Layout region records
◇ ◇ ◇ ◇ ◇

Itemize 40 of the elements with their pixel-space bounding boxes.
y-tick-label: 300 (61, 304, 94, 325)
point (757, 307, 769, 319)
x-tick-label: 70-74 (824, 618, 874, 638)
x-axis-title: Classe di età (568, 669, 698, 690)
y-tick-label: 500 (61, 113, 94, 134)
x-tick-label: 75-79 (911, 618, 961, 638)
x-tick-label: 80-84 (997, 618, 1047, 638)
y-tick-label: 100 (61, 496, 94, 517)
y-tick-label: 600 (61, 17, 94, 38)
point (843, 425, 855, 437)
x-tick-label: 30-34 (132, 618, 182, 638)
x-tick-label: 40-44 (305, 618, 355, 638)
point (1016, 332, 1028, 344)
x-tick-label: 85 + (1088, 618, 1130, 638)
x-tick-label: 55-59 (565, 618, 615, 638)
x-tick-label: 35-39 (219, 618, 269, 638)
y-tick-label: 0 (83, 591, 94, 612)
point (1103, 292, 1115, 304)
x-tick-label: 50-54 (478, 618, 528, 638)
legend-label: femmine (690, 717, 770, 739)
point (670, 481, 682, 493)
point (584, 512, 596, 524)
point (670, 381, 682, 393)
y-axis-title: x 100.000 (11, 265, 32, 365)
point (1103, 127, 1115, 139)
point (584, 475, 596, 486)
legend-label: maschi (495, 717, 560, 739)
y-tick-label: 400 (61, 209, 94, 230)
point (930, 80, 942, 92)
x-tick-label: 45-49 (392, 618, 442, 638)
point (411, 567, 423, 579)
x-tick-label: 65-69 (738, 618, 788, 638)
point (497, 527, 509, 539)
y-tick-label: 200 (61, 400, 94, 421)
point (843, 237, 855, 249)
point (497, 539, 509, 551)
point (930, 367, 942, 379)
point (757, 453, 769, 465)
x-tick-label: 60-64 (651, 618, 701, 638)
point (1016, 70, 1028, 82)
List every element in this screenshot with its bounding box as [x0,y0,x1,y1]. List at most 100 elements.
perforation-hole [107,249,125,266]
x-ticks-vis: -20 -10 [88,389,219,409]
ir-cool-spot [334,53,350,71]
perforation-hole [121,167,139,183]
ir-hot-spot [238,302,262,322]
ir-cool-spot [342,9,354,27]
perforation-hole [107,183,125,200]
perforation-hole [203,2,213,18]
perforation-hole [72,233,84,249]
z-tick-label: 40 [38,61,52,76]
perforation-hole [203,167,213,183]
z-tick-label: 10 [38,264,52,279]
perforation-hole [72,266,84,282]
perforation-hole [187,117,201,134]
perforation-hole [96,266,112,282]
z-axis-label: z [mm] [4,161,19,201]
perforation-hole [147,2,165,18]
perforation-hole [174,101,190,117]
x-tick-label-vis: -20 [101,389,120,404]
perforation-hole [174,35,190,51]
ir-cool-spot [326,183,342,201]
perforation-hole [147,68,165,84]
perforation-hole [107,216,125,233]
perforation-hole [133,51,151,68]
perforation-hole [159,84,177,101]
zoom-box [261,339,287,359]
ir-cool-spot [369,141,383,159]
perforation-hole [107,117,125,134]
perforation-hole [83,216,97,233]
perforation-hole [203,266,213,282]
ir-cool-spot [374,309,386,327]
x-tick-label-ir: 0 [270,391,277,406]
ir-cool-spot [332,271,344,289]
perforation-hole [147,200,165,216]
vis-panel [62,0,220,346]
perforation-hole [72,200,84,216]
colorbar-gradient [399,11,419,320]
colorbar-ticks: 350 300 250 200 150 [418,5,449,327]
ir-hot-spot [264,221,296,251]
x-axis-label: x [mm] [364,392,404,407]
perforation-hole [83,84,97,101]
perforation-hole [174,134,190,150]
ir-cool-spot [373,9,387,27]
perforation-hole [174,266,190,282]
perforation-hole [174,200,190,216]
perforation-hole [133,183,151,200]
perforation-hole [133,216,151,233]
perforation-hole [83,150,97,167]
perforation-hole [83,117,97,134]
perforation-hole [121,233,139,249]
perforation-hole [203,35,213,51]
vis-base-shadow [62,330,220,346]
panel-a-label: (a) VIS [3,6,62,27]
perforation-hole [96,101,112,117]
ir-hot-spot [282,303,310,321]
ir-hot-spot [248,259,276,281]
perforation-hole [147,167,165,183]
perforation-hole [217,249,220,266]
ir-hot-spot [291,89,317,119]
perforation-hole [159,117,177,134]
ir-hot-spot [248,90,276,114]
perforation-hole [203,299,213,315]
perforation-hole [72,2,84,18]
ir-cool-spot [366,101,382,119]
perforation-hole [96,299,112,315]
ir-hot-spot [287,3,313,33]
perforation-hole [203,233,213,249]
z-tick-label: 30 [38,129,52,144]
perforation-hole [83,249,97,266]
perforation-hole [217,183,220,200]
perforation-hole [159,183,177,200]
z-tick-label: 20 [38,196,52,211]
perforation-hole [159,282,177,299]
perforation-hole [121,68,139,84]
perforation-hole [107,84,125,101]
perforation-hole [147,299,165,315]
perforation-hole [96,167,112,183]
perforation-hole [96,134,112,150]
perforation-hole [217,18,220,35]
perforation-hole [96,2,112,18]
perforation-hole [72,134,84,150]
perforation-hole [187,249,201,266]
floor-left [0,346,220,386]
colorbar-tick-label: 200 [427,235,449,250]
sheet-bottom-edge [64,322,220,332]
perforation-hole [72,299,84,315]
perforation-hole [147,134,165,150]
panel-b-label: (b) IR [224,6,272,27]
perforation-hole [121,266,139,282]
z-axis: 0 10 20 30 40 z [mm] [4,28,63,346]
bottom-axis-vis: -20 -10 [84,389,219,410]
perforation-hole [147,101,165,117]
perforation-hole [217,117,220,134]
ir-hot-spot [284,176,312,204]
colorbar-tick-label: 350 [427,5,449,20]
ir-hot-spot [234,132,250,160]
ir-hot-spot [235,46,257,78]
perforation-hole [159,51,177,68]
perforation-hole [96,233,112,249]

◇ ◇ ◇ ◇ ◇

Rewrite the material from its first line up to and including the line with "y-tick-label: 200 (61, 400, 94, 421)" as a numbered list, leaving out any blank lines.

**ANSWER IN FULL:**
1. Itemize 40 of the elements with their pixel-space bounding boxes.
2. y-tick-label: 300 (61, 304, 94, 325)
3. point (757, 307, 769, 319)
4. x-tick-label: 70-74 (824, 618, 874, 638)
5. x-axis-title: Classe di età (568, 669, 698, 690)
6. y-tick-label: 500 (61, 113, 94, 134)
7. x-tick-label: 75-79 (911, 618, 961, 638)
8. x-tick-label: 80-84 (997, 618, 1047, 638)
9. y-tick-label: 100 (61, 496, 94, 517)
10. y-tick-label: 600 (61, 17, 94, 38)
11. point (843, 425, 855, 437)
12. x-tick-label: 30-34 (132, 618, 182, 638)
13. x-tick-label: 40-44 (305, 618, 355, 638)
14. point (1016, 332, 1028, 344)
15. x-tick-label: 85 + (1088, 618, 1130, 638)
16. x-tick-label: 55-59 (565, 618, 615, 638)
17. x-tick-label: 35-39 (219, 618, 269, 638)
18. y-tick-label: 0 (83, 591, 94, 612)
19. point (1103, 292, 1115, 304)
20. x-tick-label: 50-54 (478, 618, 528, 638)
21. legend-label: femmine (690, 717, 770, 739)
22. point (670, 481, 682, 493)
23. point (584, 512, 596, 524)
24. point (670, 381, 682, 393)
25. y-axis-title: x 100.000 (11, 265, 32, 365)
26. point (1103, 127, 1115, 139)
27. point (584, 475, 596, 486)
28. legend-label: maschi (495, 717, 560, 739)
29. y-tick-label: 400 (61, 209, 94, 230)
30. point (930, 80, 942, 92)
31. x-tick-label: 45-49 (392, 618, 442, 638)
32. point (411, 567, 423, 579)
33. x-tick-label: 65-69 (738, 618, 788, 638)
34. point (497, 527, 509, 539)
35. y-tick-label: 200 (61, 400, 94, 421)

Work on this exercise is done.